记得他为了生活需要,常年会在屋前檐后种些瓜果蔬菜,他种的菜中,白瓜(瓠瓜)是长得最为茂盛的,常常一棵苗上挂上十来个,煞是喜人。一般人家种蔬果瓜菜只捉虫除草,而迂秀才却还有另一番功课,每当他的小白瓜刚有拳头大小时,他就会在小瓜上一个一个地标上“礼、义、经、风、雅、颂……”等等名称,有时结的瓜多了,他就又分门别类的一棵苗一个门派,例如“风”类就有“卫风、王风、郑风、齐风、魏风、唐风……”等等,看得我们丈二和尚摸不着头脑。他天天除了捧着那几本血色全无的古书外,就是侍弄着他的小白瓜了,每天都要把他的“风、雅、颂、诗、礼、义”拨拉一番,如数家。珍,如抚瑰宝。
儿时的我们,恶作剧是生活的重要组成部分,迂秀才自然是我们“恶作剧”的重点对象,因此每每趁他不注意时就会去打他这些小白瓜的主意,但我们小伙伴们像约定俗成一样只把他的小白瓜作弄一番,坚决不摘他的瓜和弄死他的瓜,因为我们都朦胧知道他有一个需要大家共同照顾的特殊身份,不能随便毁坏他的东西。于是,我们不是把他的小白瓜用草呀灰呀打扮得面目全非,就是把他标的五花八门的“风”改成“东风、南风、西风、北风……”,或者把瓜藤轻轻拉开故意让苗蔓缠绕在一起,这样他费煞心思分门别类的小瓜们就乱套了,全然不在他摆的阵法中了。待到他发现时,他就会一边颤微微地一个个整理,一边还会对着上面的名字发半天愣:“怎么会有这么些'风’呀?”接着就会背着双手来回踱步,作苦思冥想状,想了半天,也许一下子茅塞顿开,知道是我们搞的鬼时,就重重一拍脑门,然后就对着空旷的陌野四下张望,想在视线里瞄上我们的身影,然后嘴里又是“期……期……”之声。而我们就躲在离他咫尺却又让他搜索不到的角落里窃窃嘻笑。

**给定任务:** 从上面这段迂秀才和小白瓜的回忆的最后一句之后接着续写下去。

**数据行:**
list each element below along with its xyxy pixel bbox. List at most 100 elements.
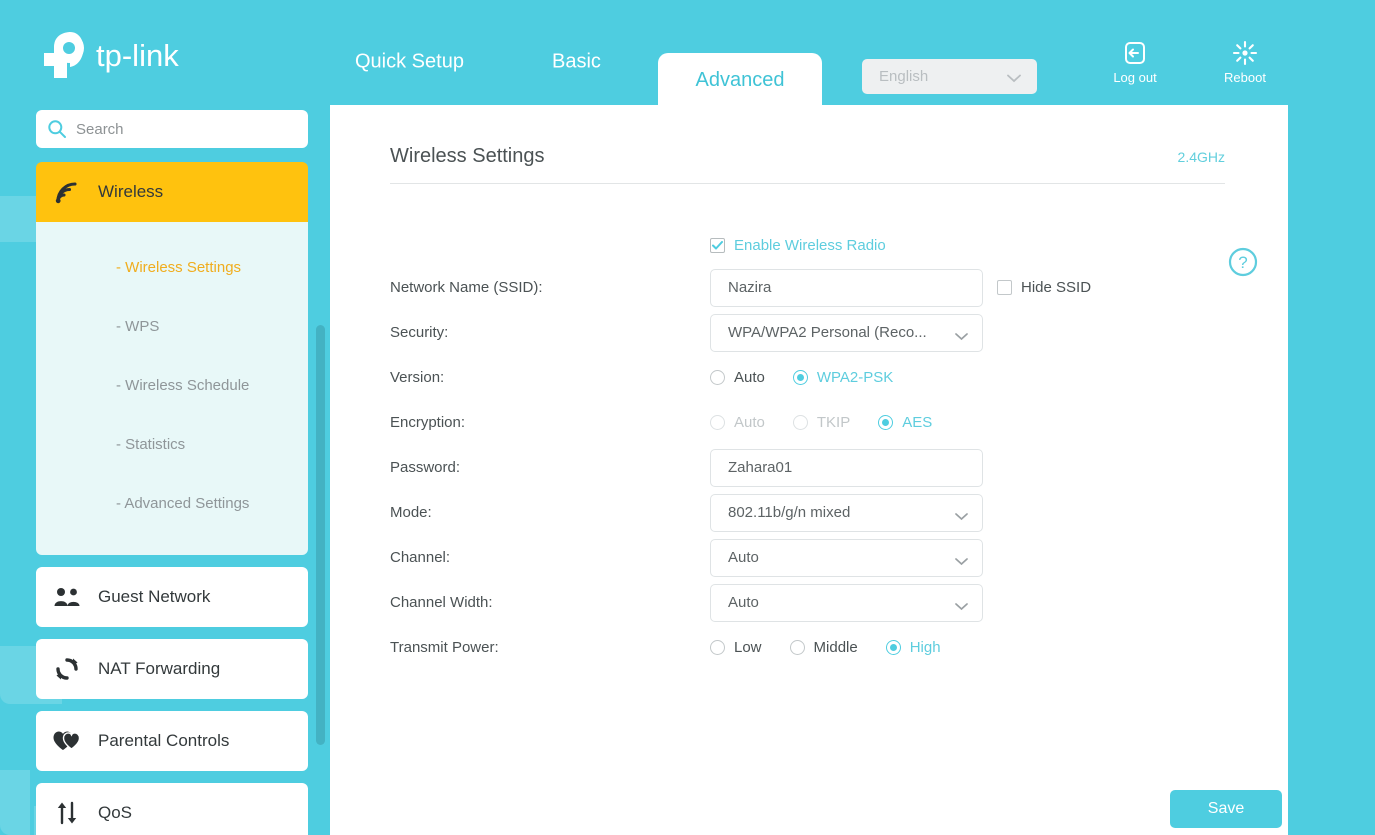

**练习作答:**
当然,待他的小白瓜瓜熟蒂落时,他就会把他们一个一个摘下来,除留些自己吃的外,常会挑出些又大又光滑的瓜儿,等我们来玩耍时,就抽些诗呀句呀让我们背,如果背出来,就送一个白瓜做奖励。也许物质永远是最具诱惑力的,在他的诱惑下,我的那些居然连两个手掌以内加减法都搞不清场的小伙伴们,却能把他布置的诗呀句呀背得琅琅上口,然后揣着他的一个个白瓜扬长而去,连声“谢”字都没有,但他却捋着几缕稀松不堪的白须兀自呵呵乐着。
这样周而复始,日复一日,我们在游戏与嘻笑中慢慢成长,在一天天长大之时,我们对迂秀才的“捉弄”技术也日渐炉火纯青,花样也越来越多,节目也越来越丰富,但只要我们能背出他的诗句文章来,就是天大的窟窿儿他也不与我们计较。他也照样天天自得其乐地摆弄他的瓜儿草儿花儿,天天孜孜不倦地与我们周旋,明明知道我们是捉弄他却也不厌其烦。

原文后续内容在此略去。